→ YOUR INSTRUCTIONS: Write out the whole listing word for word.

→ MATERIAL SUPPLIED:
********************

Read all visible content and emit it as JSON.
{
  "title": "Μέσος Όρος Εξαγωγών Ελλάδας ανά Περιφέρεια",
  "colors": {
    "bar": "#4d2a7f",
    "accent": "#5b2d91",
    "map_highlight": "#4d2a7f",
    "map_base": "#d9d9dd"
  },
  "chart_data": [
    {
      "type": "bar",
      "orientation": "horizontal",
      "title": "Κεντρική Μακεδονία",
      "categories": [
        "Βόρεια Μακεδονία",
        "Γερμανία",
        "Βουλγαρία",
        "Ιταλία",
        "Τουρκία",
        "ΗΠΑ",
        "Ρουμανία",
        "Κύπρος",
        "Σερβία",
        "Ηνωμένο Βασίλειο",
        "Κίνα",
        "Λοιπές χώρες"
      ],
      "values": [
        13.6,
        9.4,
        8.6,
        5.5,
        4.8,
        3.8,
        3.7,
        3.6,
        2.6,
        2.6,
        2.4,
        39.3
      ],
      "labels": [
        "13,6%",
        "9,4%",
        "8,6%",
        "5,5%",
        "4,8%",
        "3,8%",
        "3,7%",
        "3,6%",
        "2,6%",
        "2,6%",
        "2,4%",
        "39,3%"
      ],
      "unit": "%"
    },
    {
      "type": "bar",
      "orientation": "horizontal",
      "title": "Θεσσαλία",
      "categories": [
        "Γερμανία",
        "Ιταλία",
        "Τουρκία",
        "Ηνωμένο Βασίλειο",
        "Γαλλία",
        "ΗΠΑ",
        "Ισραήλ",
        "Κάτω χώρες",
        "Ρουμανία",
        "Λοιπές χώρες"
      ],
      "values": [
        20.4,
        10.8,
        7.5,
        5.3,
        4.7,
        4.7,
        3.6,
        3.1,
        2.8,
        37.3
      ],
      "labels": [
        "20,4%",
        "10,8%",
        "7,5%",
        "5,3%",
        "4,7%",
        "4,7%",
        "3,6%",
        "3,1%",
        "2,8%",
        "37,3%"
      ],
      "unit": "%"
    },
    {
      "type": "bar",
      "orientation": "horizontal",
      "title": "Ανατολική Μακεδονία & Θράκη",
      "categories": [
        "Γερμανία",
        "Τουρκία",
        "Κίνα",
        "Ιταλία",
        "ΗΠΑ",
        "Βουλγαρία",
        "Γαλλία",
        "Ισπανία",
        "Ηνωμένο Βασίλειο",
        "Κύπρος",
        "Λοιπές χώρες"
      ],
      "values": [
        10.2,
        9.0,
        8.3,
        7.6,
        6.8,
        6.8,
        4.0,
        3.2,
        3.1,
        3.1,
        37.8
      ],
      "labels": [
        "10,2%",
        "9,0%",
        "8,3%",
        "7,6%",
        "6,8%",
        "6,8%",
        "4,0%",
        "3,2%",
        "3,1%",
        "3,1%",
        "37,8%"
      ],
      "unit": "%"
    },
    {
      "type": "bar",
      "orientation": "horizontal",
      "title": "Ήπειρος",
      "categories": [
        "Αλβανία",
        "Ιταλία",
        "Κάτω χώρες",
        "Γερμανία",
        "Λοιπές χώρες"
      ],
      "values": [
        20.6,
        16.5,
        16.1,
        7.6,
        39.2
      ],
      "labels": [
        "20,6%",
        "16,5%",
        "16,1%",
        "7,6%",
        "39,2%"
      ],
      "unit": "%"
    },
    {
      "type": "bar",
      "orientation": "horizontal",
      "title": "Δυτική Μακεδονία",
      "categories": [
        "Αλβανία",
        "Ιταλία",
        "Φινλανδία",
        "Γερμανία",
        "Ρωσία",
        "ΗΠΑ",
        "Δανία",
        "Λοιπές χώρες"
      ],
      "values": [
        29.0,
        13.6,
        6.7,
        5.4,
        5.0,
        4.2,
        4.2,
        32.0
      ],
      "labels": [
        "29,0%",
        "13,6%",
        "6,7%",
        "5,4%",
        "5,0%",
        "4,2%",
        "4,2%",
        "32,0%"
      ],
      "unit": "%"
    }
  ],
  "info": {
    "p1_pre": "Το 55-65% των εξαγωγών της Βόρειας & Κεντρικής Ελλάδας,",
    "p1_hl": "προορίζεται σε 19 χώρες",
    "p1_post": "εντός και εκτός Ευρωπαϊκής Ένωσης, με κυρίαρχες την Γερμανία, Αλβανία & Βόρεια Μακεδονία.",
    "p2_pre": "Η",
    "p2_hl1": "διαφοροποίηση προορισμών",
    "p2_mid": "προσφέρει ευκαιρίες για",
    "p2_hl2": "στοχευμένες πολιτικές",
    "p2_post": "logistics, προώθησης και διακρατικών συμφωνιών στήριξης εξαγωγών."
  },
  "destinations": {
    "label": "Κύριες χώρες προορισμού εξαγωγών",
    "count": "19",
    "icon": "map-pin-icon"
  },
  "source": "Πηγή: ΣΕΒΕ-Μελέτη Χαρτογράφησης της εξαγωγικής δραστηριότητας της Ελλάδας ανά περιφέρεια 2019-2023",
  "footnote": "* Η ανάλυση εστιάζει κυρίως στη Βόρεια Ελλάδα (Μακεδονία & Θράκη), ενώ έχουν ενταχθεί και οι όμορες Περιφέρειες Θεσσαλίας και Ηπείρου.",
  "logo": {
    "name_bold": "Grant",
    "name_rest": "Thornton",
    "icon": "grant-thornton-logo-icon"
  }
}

********************

→ ANSWER BELOW:
Read all visible content and emit it as JSON.
{
  "title": "Μέσος Όρος Εξαγωγών Ελλάδας ανά Περιφέρεια",
  "colors": {
    "bar": "#4d2a7f",
    "accent": "#5b2d91",
    "map_highlight": "#4d2a7f",
    "map_base": "#d9d9dd"
  },
  "chart_data": [
    {
      "type": "bar",
      "orientation": "horizontal",
      "title": "Κεντρική Μακεδονία",
      "categories": [
        "Βόρεια Μακεδονία",
        "Γερμανία",
        "Βουλγαρία",
        "Ιταλία",
        "Τουρκία",
        "ΗΠΑ",
        "Ρουμανία",
        "Κύπρος",
        "Σερβία",
        "Ηνωμένο Βασίλειο",
        "Κίνα",
        "Λοιπές χώρες"
      ],
      "values": [
        13.6,
        9.4,
        8.6,
        5.5,
        4.8,
        3.8,
        3.7,
        3.6,
        2.6,
        2.6,
        2.4,
        39.3
      ],
      "labels": [
        "13,6%",
        "9,4%",
        "8,6%",
        "5,5%",
        "4,8%",
        "3,8%",
        "3,7%",
        "3,6%",
        "2,6%",
        "2,6%",
        "2,4%",
        "39,3%"
      ],
      "unit": "%"
    },
    {
      "type": "bar",
      "orientation": "horizontal",
      "title": "Θεσσαλία",
      "categories": [
        "Γερμανία",
        "Ιταλία",
        "Τουρκία",
        "Ηνωμένο Βασίλειο",
        "Γαλλία",
        "ΗΠΑ",
        "Ισραήλ",
        "Κάτω χώρες",
        "Ρουμανία",
        "Λοιπές χώρες"
      ],
      "values": [
        20.4,
        10.8,
        7.5,
        5.3,
        4.7,
        4.7,
        3.6,
        3.1,
        2.8,
        37.3
      ],
      "labels": [
        "20,4%",
        "10,8%",
        "7,5%",
        "5,3%",
        "4,7%",
        "4,7%",
        "3,6%",
        "3,1%",
        "2,8%",
        "37,3%"
      ],
      "unit": "%"
    },
    {
      "type": "bar",
      "orientation": "horizontal",
      "title": "Ανατολική Μακεδονία & Θράκη",
      "categories": [
        "Γερμανία",
        "Τουρκία",
        "Κίνα",
        "Ιταλία",
        "ΗΠΑ",
        "Βουλγαρία",
        "Γαλλία",
        "Ισπανία",
        "Ηνωμένο Βασίλειο",
        "Κύπρος",
        "Λοιπές χώρες"
      ],
      "values": [
        10.2,
        9.0,
        8.3,
        7.6,
        6.8,
        6.8,
        4.0,
        3.2,
        3.1,
        3.1,
        37.8
      ],
      "labels": [
        "10,2%",
        "9,0%",
        "8,3%",
        "7,6%",
        "6,8%",
        "6,8%",
        "4,0%",
        "3,2%",
        "3,1%",
        "3,1%",
        "37,8%"
      ],
      "unit": "%"
    },
    {
      "type": "bar",
      "orientation": "horizontal",
      "title": "Ήπειρος",
      "categories": [
        "Αλβανία",
        "Ιταλία",
        "Κάτω χώρες",
        "Γερμανία",
        "Λοιπές χώρες"
      ],
      "values": [
        20.6,
        16.5,
        16.1,
        7.6,
        39.2
      ],
      "labels": [
        "20,6%",
        "16,5%",
        "16,1%",
        "7,6%",
        "39,2%"
      ],
      "unit": "%"
    },
    {
      "type": "bar",
      "orientation": "horizontal",
      "title": "Δυτική Μακεδονία",
      "categories": [
        "Αλβανία",
        "Ιταλία",
        "Φινλανδία",
        "Γερμανία",
        "Ρωσία",
        "ΗΠΑ",
        "Δανία",
        "Λοιπές χώρες"
      ],
      "values": [
        29.0,
        13.6,
        6.7,
        5.4,
        5.0,
        4.2,
        4.2,
        32.0
      ],
      "labels": [
        "29,0%",
        "13,6%",
        "6,7%",
        "5,4%",
        "5,0%",
        "4,2%",
        "4,2%",
        "32,0%"
      ],
      "unit": "%"
    }
  ],
  "info": {
    "p1_pre": "Το 55-65% των εξαγωγών της Βόρειας & Κεντρικής Ελλάδας,",
    "p1_hl": "προορίζεται σε 19 χώρες",
    "p1_post": "εντός και εκτός Ευρωπαϊκής Ένωσης, με κυρίαρχες την Γερμανία, Αλβανία & Βόρεια Μακεδονία.",
    "p2_pre": "Η",
    "p2_hl1": "διαφοροποίηση προορισμών",
    "p2_mid": "προσφέρει ευκαιρίες για",
    "p2_hl2": "στοχευμένες πολιτικές",
    "p2_post": "logistics, προώθησης και διακρατικών συμφωνιών στήριξης εξαγωγών."
  },
  "destinations": {
    "label": "Κύριες χώρες προορισμού εξαγωγών",
    "count": "19",
    "icon": "map-pin-icon"
  },
  "source": "Πηγή: ΣΕΒΕ-Μελέτη Χαρτογράφησης της εξαγωγικής δραστηριότητας της Ελλάδας ανά περιφέρεια 2019-2023",
  "footnote": "* Η ανάλυση εστιάζει κυρίως στη Βόρεια Ελλάδα (Μακεδονία & Θράκη), ενώ έχουν ενταχθεί και οι όμορες Περιφέρειες Θεσσαλίας και Ηπείρου.",
  "logo": {
    "name_bold": "Grant",
    "name_rest": "Thornton",
    "icon": "grant-thornton-logo-icon"
  }
}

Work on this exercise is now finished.